**Task directions:** Copy out all lines where "سعادت" appears.

**Dataset entries:**
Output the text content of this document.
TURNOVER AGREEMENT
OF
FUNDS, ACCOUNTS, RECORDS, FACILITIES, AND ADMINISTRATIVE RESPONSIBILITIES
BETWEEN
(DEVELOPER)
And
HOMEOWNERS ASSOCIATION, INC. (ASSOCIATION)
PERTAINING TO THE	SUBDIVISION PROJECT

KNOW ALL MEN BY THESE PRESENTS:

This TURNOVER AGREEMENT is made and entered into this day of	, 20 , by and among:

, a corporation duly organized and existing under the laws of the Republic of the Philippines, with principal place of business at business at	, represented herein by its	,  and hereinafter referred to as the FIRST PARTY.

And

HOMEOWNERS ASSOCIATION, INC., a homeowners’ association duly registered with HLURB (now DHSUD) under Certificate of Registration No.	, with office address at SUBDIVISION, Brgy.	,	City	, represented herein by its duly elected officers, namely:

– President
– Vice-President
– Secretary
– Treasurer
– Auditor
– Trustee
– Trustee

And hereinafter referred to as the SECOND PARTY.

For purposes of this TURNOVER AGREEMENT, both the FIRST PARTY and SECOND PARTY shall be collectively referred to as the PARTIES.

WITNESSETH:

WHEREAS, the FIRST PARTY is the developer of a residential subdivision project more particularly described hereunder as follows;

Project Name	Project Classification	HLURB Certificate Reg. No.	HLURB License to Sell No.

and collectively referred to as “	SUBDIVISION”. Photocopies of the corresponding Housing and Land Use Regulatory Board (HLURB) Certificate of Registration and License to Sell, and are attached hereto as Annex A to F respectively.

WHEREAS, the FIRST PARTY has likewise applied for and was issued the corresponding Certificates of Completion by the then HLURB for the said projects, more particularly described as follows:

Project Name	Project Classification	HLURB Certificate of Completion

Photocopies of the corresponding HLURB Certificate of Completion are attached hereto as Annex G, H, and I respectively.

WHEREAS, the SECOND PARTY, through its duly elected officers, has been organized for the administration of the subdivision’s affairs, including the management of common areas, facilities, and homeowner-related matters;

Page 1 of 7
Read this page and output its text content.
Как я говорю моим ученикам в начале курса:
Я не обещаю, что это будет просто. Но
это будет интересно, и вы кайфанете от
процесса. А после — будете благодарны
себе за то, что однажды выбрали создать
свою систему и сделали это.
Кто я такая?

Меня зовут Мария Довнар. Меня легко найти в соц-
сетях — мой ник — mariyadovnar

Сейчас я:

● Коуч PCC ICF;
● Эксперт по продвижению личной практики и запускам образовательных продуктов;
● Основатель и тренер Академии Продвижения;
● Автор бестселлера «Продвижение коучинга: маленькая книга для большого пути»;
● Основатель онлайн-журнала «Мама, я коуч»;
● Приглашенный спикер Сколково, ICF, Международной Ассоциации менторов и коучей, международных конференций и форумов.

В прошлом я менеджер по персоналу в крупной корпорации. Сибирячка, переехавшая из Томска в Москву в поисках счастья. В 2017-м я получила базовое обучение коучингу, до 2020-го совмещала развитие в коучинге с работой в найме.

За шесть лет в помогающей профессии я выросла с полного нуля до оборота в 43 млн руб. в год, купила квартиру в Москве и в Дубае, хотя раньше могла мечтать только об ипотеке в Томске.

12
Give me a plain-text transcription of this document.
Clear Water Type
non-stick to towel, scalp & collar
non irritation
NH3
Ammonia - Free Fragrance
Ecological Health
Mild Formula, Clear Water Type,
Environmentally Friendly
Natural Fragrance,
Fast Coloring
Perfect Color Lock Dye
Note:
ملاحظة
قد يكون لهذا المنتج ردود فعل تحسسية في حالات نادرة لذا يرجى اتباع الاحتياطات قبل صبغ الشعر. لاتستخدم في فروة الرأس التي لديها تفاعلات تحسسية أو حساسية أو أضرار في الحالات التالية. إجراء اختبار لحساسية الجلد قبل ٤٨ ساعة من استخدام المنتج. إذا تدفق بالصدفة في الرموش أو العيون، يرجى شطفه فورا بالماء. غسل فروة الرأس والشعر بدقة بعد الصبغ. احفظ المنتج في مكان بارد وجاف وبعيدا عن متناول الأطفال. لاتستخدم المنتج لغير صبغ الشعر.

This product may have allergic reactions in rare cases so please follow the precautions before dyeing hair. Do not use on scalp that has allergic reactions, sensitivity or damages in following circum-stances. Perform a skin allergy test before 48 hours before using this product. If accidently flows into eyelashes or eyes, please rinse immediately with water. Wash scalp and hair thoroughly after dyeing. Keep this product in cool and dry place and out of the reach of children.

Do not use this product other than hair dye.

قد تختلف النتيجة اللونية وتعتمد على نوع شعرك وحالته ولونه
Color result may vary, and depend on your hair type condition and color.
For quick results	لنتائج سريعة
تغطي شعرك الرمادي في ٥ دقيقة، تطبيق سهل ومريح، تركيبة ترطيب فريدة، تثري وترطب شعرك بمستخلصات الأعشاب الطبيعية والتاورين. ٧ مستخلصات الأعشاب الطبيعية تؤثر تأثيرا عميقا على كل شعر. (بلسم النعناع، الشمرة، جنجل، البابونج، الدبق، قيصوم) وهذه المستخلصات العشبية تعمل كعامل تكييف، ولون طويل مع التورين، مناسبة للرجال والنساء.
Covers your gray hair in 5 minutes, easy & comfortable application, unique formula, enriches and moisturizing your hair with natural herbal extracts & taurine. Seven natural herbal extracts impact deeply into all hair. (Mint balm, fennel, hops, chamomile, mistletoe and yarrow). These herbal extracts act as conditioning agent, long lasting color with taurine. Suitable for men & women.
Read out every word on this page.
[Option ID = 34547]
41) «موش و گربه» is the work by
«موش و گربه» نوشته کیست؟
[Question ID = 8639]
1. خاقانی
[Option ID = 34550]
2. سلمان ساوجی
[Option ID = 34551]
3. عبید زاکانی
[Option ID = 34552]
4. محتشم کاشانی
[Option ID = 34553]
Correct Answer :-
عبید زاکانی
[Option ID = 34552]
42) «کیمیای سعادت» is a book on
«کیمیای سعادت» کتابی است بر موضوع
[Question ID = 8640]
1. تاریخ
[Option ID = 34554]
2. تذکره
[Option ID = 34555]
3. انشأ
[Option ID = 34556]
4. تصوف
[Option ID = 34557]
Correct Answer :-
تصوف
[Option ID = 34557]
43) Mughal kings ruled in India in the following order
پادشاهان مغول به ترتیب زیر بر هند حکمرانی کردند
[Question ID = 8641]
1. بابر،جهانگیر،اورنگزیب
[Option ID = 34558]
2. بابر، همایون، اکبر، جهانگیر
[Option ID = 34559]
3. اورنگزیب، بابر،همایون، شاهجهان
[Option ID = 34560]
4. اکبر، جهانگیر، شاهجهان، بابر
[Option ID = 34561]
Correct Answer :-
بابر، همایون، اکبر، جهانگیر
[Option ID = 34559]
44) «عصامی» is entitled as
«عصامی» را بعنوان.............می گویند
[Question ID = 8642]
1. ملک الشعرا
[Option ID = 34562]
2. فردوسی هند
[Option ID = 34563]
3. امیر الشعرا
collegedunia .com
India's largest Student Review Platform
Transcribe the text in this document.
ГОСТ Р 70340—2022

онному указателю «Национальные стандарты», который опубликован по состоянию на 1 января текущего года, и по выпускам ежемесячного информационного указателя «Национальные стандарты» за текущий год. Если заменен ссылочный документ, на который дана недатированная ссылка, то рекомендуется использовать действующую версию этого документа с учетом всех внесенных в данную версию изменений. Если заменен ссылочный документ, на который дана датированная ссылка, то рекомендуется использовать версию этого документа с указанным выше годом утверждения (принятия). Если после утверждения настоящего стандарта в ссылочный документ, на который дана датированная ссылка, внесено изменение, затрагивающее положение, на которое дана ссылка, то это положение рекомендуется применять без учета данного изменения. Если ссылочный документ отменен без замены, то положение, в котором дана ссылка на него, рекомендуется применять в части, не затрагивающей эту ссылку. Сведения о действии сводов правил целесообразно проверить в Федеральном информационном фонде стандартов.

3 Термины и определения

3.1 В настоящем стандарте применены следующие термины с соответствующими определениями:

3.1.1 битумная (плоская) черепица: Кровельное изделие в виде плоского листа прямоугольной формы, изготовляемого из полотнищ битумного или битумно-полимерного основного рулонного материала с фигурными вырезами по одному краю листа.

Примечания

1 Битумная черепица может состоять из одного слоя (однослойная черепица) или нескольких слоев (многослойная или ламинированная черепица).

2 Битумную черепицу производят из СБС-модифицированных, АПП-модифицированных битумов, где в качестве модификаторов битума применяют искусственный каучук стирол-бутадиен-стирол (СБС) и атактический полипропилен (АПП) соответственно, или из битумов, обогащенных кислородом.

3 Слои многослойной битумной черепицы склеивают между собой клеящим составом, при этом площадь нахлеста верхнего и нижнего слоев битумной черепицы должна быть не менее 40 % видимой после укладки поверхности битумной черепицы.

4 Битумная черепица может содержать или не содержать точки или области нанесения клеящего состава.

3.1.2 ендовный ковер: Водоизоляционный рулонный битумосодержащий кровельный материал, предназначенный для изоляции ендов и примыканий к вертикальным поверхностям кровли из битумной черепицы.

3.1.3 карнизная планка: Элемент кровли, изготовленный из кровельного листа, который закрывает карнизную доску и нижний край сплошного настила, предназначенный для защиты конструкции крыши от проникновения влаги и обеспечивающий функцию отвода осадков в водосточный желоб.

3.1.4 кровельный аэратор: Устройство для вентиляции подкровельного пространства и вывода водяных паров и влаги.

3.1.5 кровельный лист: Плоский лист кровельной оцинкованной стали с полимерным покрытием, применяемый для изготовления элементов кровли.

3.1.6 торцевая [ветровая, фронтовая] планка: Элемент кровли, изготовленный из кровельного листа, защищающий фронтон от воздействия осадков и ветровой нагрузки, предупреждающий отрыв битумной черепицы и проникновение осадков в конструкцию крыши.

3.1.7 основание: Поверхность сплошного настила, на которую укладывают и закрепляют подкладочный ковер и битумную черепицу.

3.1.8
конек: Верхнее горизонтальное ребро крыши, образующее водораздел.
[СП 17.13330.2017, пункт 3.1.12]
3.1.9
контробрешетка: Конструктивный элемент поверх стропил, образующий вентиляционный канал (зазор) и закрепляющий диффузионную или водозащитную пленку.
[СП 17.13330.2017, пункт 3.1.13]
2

**Final result:**
42) «کیمیای سعادت» is a book on
«کیمیای سعادت» کتابی است بر موضوع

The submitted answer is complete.